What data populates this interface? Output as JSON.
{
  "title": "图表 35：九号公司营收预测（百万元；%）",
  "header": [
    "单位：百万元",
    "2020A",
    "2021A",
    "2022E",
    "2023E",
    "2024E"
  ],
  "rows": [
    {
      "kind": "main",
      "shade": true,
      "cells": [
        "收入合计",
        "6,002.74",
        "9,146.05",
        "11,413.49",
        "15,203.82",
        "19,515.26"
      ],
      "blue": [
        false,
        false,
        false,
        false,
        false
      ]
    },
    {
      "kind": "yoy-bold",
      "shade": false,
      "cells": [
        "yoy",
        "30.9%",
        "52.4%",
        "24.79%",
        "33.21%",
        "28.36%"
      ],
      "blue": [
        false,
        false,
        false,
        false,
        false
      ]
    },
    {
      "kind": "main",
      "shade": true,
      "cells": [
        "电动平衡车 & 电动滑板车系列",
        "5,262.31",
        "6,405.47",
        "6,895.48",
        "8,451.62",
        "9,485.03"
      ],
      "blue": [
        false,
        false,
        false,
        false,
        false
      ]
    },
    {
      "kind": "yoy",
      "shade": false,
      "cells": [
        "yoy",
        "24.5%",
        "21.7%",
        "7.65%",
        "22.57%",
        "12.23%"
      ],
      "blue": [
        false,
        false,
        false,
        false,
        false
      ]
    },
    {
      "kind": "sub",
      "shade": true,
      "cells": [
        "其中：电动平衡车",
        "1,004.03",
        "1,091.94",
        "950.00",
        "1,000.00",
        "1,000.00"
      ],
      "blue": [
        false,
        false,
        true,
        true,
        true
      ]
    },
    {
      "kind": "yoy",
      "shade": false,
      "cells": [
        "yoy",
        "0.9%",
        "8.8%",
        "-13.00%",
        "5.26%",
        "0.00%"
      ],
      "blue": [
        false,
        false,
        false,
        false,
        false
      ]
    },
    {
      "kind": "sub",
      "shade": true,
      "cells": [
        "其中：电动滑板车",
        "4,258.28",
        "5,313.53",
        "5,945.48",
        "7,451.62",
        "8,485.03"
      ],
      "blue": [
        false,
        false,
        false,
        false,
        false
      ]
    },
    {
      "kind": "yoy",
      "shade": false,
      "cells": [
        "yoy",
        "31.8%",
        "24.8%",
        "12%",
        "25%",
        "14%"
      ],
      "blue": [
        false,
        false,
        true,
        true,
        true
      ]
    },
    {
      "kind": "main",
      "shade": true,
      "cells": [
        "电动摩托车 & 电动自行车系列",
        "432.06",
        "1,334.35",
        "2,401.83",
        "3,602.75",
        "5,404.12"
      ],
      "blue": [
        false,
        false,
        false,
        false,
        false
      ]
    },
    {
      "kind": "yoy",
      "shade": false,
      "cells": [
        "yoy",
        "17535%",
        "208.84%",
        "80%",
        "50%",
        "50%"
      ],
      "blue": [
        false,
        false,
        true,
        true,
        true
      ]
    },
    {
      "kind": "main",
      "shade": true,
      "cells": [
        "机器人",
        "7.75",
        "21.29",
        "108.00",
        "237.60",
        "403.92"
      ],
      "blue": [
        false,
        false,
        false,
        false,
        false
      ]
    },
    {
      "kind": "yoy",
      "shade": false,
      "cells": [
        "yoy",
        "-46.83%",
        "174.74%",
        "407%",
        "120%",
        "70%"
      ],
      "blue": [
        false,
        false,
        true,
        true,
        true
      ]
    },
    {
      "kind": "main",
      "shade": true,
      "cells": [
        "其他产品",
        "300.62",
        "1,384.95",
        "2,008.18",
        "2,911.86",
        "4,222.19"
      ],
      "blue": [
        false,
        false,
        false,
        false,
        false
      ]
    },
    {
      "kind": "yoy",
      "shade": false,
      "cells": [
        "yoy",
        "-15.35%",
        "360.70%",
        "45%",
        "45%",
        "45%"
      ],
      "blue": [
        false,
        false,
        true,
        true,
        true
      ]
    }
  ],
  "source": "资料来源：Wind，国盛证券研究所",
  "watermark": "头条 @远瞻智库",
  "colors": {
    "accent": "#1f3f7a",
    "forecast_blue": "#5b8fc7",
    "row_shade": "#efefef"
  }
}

— JOB —
Print all of the entries exactly as they are written.

— THE REPLY —
What data populates this interface? Output as JSON.
{
  "title": "图表 35：九号公司营收预测（百万元；%）",
  "header": [
    "单位：百万元",
    "2020A",
    "2021A",
    "2022E",
    "2023E",
    "2024E"
  ],
  "rows": [
    {
      "kind": "main",
      "shade": true,
      "cells": [
        "收入合计",
        "6,002.74",
        "9,146.05",
        "11,413.49",
        "15,203.82",
        "19,515.26"
      ],
      "blue": [
        false,
        false,
        false,
        false,
        false
      ]
    },
    {
      "kind": "yoy-bold",
      "shade": false,
      "cells": [
        "yoy",
        "30.9%",
        "52.4%",
        "24.79%",
        "33.21%",
        "28.36%"
      ],
      "blue": [
        false,
        false,
        false,
        false,
        false
      ]
    },
    {
      "kind": "main",
      "shade": true,
      "cells": [
        "电动平衡车 & 电动滑板车系列",
        "5,262.31",
        "6,405.47",
        "6,895.48",
        "8,451.62",
        "9,485.03"
      ],
      "blue": [
        false,
        false,
        false,
        false,
        false
      ]
    },
    {
      "kind": "yoy",
      "shade": false,
      "cells": [
        "yoy",
        "24.5%",
        "21.7%",
        "7.65%",
        "22.57%",
        "12.23%"
      ],
      "blue": [
        false,
        false,
        false,
        false,
        false
      ]
    },
    {
      "kind": "sub",
      "shade": true,
      "cells": [
        "其中：电动平衡车",
        "1,004.03",
        "1,091.94",
        "950.00",
        "1,000.00",
        "1,000.00"
      ],
      "blue": [
        false,
        false,
        true,
        true,
        true
      ]
    },
    {
      "kind": "yoy",
      "shade": false,
      "cells": [
        "yoy",
        "0.9%",
        "8.8%",
        "-13.00%",
        "5.26%",
        "0.00%"
      ],
      "blue": [
        false,
        false,
        false,
        false,
        false
      ]
    },
    {
      "kind": "sub",
      "shade": true,
      "cells": [
        "其中：电动滑板车",
        "4,258.28",
        "5,313.53",
        "5,945.48",
        "7,451.62",
        "8,485.03"
      ],
      "blue": [
        false,
        false,
        false,
        false,
        false
      ]
    },
    {
      "kind": "yoy",
      "shade": false,
      "cells": [
        "yoy",
        "31.8%",
        "24.8%",
        "12%",
        "25%",
        "14%"
      ],
      "blue": [
        false,
        false,
        true,
        true,
        true
      ]
    },
    {
      "kind": "main",
      "shade": true,
      "cells": [
        "电动摩托车 & 电动自行车系列",
        "432.06",
        "1,334.35",
        "2,401.83",
        "3,602.75",
        "5,404.12"
      ],
      "blue": [
        false,
        false,
        false,
        false,
        false
      ]
    },
    {
      "kind": "yoy",
      "shade": false,
      "cells": [
        "yoy",
        "17535%",
        "208.84%",
        "80%",
        "50%",
        "50%"
      ],
      "blue": [
        false,
        false,
        true,
        true,
        true
      ]
    },
    {
      "kind": "main",
      "shade": true,
      "cells": [
        "机器人",
        "7.75",
        "21.29",
        "108.00",
        "237.60",
        "403.92"
      ],
      "blue": [
        false,
        false,
        false,
        false,
        false
      ]
    },
    {
      "kind": "yoy",
      "shade": false,
      "cells": [
        "yoy",
        "-46.83%",
        "174.74%",
        "407%",
        "120%",
        "70%"
      ],
      "blue": [
        false,
        false,
        true,
        true,
        true
      ]
    },
    {
      "kind": "main",
      "shade": true,
      "cells": [
        "其他产品",
        "300.62",
        "1,384.95",
        "2,008.18",
        "2,911.86",
        "4,222.19"
      ],
      "blue": [
        false,
        false,
        false,
        false,
        false
      ]
    },
    {
      "kind": "yoy",
      "shade": false,
      "cells": [
        "yoy",
        "-15.35%",
        "360.70%",
        "45%",
        "45%",
        "45%"
      ],
      "blue": [
        false,
        false,
        true,
        true,
        true
      ]
    }
  ],
  "source": "资料来源：Wind，国盛证券研究所",
  "watermark": "头条 @远瞻智库",
  "colors": {
    "accent": "#1f3f7a",
    "forecast_blue": "#5b8fc7",
    "row_shade": "#efefef"
  }
}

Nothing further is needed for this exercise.